• _Problem requirements_: Select and copy out every line in the records containing "commodo".

• _Records supplied_:

——

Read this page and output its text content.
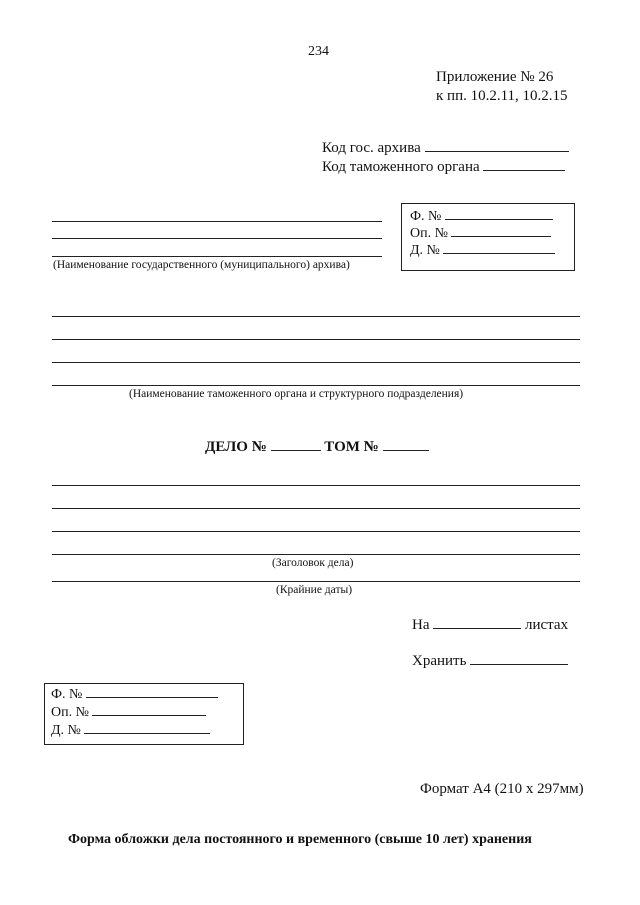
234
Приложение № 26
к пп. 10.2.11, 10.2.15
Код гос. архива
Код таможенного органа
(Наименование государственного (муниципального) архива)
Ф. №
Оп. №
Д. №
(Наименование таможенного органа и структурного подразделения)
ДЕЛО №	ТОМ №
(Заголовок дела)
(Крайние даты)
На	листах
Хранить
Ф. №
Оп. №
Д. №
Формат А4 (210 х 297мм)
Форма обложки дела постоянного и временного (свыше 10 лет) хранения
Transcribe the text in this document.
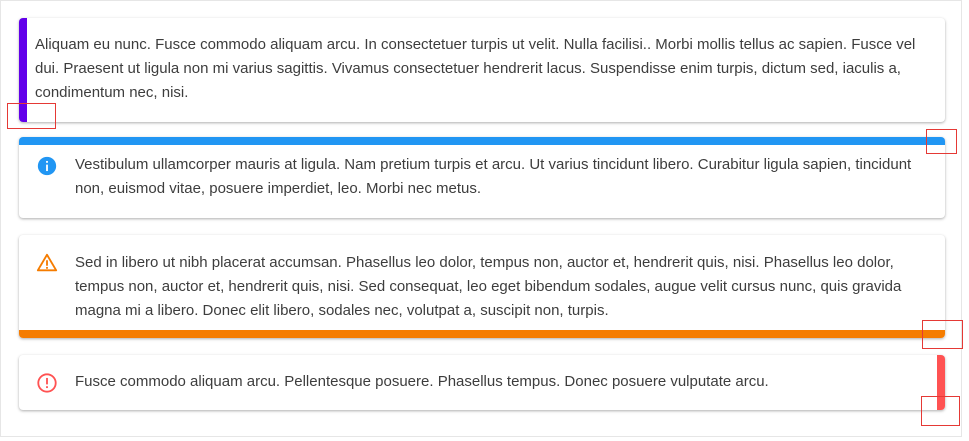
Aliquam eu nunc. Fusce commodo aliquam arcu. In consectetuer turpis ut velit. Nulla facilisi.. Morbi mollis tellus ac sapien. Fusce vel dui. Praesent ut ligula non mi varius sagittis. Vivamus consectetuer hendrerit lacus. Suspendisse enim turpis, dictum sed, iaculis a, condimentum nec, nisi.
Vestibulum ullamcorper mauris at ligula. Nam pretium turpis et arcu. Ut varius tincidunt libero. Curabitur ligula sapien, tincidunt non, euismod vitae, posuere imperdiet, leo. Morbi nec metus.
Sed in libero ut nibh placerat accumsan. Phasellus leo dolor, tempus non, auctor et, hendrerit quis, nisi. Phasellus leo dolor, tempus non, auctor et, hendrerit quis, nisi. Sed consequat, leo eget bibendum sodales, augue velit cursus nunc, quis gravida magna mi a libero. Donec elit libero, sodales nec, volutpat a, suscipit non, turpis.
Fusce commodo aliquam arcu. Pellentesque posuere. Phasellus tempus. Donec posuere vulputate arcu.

——

• _Solution_:
Aliquam eu nunc. Fusce commodo aliquam arcu. In consectetuer turpis ut velit. Nulla facilisi.. Morbi mollis tellus ac sapien. Fusce vel dui. Praesent ut ligula non mi varius sagittis. Vivamus consectetuer hendrerit lacus. Suspendisse enim turpis, dictum sed, iaculis a, condimentum nec, nisi.
Fusce commodo aliquam arcu. Pellentesque posuere. Phasellus tempus. Donec posuere vulputate arcu.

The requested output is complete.